Written request
State how many lines in these records contain the word "North", and nothing else.

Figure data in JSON
:::

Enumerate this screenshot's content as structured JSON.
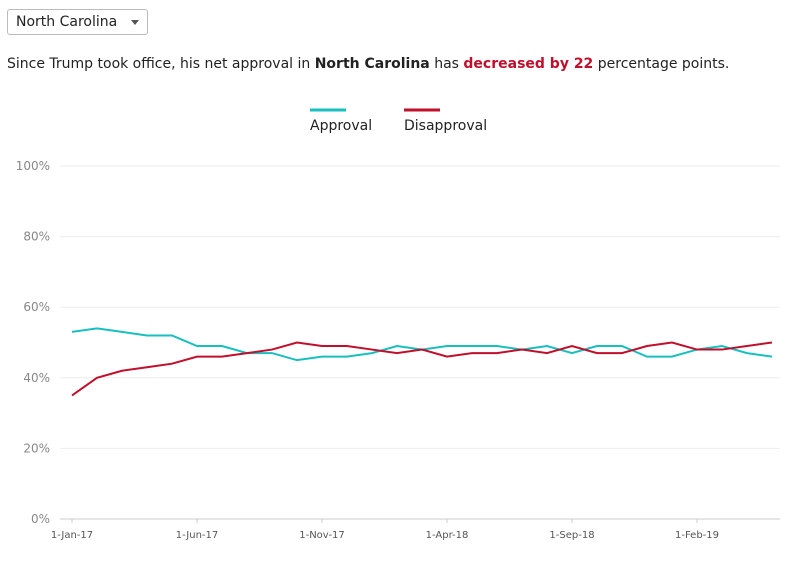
{
  "dropdown": {
    "selected": "North Carolina"
  },
  "summary": {
    "parts": [
      "Since Trump took office, his net approval in ",
      "North Carolina",
      " has ",
      "decreased by 22",
      " percentage points."
    ]
  },
  "chart_data": {
    "type": "line",
    "x": [
      "2017-01-01",
      "2017-02-01",
      "2017-03-01",
      "2017-04-01",
      "2017-05-01",
      "2017-06-01",
      "2017-07-01",
      "2017-08-01",
      "2017-09-01",
      "2017-10-01",
      "2017-11-01",
      "2017-12-01",
      "2018-01-01",
      "2018-02-01",
      "2018-03-01",
      "2018-04-01",
      "2018-05-01",
      "2018-06-01",
      "2018-07-01",
      "2018-08-01",
      "2018-09-01",
      "2018-10-01",
      "2018-11-01",
      "2018-12-01",
      "2019-01-01",
      "2019-02-01",
      "2019-03-01",
      "2019-04-01",
      "2019-05-01"
    ],
    "series": [
      {
        "name": "Approval",
        "color": "#17bfbf",
        "values": [
          53,
          54,
          53,
          52,
          52,
          49,
          49,
          47,
          47,
          45,
          46,
          46,
          47,
          49,
          48,
          49,
          49,
          49,
          48,
          49,
          47,
          49,
          49,
          46,
          46,
          48,
          49,
          47,
          46
        ]
      },
      {
        "name": "Disapproval",
        "color": "#c10f2b",
        "values": [
          35,
          40,
          42,
          43,
          44,
          46,
          46,
          47,
          48,
          50,
          49,
          49,
          48,
          47,
          48,
          46,
          47,
          47,
          48,
          47,
          49,
          47,
          47,
          49,
          50,
          48,
          48,
          49,
          50
        ]
      }
    ],
    "xlim": [
      "2017-01-01",
      "2019-05-01"
    ],
    "xticks": [
      {
        "value": "2017-01-01",
        "label": "1-Jan-17"
      },
      {
        "value": "2017-06-01",
        "label": "1-Jun-17"
      },
      {
        "value": "2017-11-01",
        "label": "1-Nov-17"
      },
      {
        "value": "2018-04-01",
        "label": "1-Apr-18"
      },
      {
        "value": "2018-09-01",
        "label": "1-Sep-18"
      },
      {
        "value": "2019-02-01",
        "label": "1-Feb-19"
      }
    ],
    "ylim": [
      0,
      100
    ],
    "yticks": [
      {
        "value": 0,
        "label": "0%"
      },
      {
        "value": 20,
        "label": "20%"
      },
      {
        "value": 40,
        "label": "40%"
      },
      {
        "value": 60,
        "label": "60%"
      },
      {
        "value": 80,
        "label": "80%"
      },
      {
        "value": 100,
        "label": "100%"
      }
    ],
    "grid": true,
    "legend": "top"
  }
}
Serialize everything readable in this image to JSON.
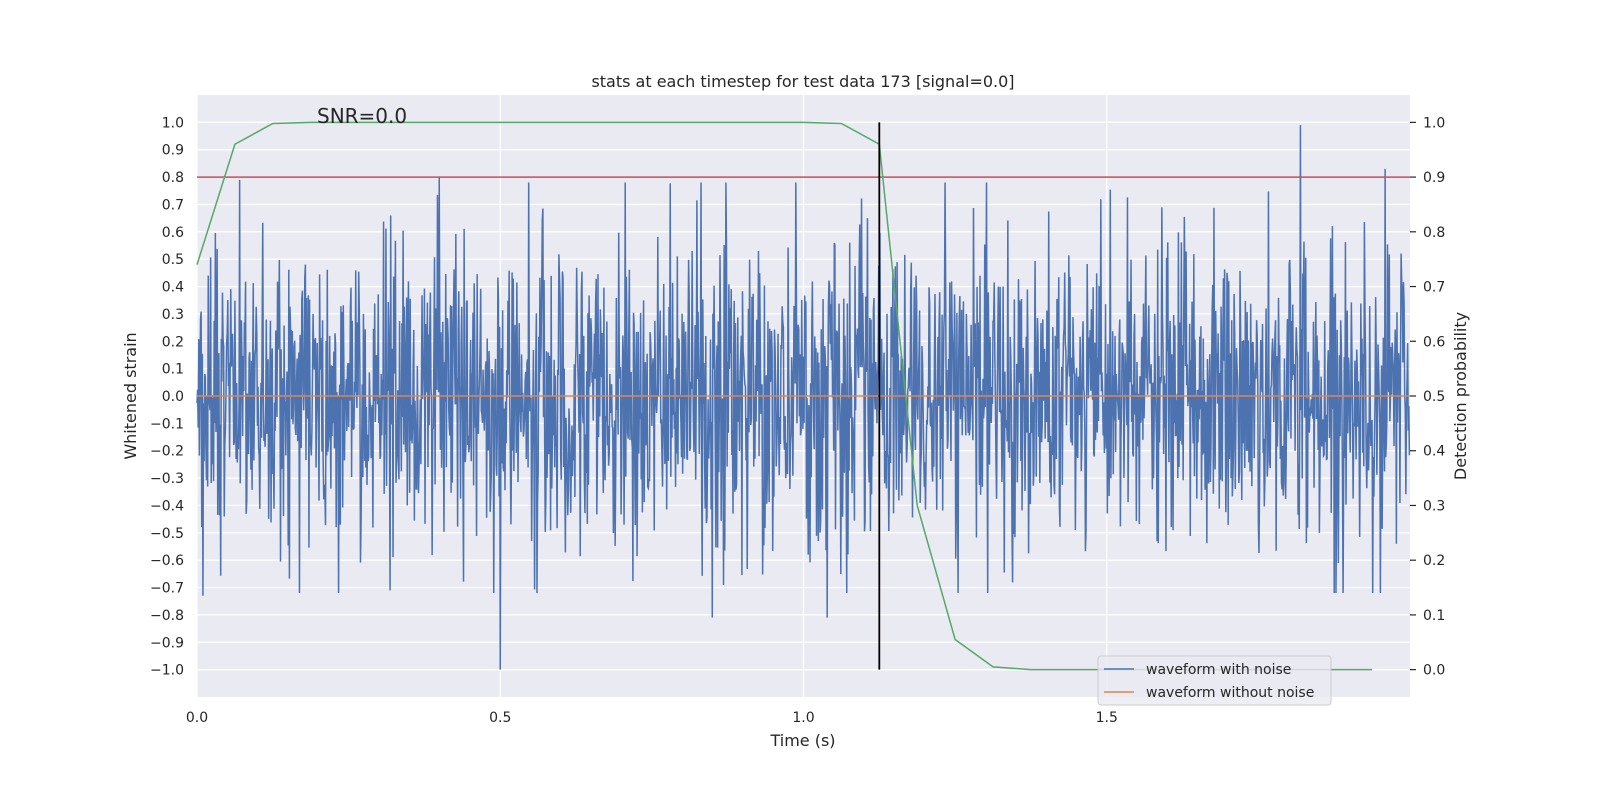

:::

Result for this exercise
2